:: Work required ::
Gather all lines in the data that hold the string "sprake".

(Records from a dataset)

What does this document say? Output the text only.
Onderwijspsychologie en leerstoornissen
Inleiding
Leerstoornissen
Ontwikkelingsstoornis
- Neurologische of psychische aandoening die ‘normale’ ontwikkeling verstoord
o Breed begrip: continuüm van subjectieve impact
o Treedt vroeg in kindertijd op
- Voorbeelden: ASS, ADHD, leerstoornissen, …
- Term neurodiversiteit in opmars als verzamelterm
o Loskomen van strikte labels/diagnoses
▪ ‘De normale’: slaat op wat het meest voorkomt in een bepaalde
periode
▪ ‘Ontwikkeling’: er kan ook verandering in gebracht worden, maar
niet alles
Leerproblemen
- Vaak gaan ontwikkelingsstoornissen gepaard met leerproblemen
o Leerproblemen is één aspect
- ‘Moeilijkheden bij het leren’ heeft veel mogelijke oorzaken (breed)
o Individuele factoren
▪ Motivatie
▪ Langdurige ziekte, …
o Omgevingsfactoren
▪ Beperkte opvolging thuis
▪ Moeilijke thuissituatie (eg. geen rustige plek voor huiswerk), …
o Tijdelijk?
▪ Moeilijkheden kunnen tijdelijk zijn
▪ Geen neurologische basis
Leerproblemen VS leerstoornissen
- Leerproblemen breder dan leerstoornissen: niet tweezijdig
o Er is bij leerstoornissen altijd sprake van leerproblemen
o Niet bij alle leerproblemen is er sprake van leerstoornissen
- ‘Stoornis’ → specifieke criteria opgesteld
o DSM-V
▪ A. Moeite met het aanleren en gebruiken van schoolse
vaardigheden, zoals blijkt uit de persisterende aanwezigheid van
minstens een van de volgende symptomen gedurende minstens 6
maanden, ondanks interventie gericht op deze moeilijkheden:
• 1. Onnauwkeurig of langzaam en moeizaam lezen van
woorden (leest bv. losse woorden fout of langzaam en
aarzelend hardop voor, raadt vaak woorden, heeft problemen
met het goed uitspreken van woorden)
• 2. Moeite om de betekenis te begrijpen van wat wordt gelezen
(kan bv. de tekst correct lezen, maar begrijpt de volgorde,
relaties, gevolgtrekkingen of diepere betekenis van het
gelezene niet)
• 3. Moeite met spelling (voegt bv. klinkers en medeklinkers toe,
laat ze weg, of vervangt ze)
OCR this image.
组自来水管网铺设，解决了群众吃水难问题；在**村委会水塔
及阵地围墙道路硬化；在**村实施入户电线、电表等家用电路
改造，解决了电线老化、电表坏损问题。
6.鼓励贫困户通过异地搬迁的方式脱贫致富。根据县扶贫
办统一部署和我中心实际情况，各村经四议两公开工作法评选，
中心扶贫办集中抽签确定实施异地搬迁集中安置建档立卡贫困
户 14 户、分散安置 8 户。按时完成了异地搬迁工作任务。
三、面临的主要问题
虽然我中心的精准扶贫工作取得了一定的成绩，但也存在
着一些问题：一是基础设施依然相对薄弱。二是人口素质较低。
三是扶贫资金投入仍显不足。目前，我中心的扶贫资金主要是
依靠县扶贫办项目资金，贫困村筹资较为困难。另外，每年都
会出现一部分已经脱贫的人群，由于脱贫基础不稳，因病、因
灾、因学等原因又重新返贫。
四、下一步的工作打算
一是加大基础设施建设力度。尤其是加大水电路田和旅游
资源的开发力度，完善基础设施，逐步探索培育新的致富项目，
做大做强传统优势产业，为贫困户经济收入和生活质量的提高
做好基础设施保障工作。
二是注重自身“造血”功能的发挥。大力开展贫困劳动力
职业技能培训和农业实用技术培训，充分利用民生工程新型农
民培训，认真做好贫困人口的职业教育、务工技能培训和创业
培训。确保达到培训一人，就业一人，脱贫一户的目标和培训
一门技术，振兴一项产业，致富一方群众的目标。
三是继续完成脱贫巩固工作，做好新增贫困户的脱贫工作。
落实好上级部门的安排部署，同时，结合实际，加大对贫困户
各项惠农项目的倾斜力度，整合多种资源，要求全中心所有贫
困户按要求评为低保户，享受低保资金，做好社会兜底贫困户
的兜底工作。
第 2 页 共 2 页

:: Solution ::
o Er is bij leerstoornissen altijd sprake van leerproblemen
o Niet bij alle leerproblemen is er sprake van leerstoornissen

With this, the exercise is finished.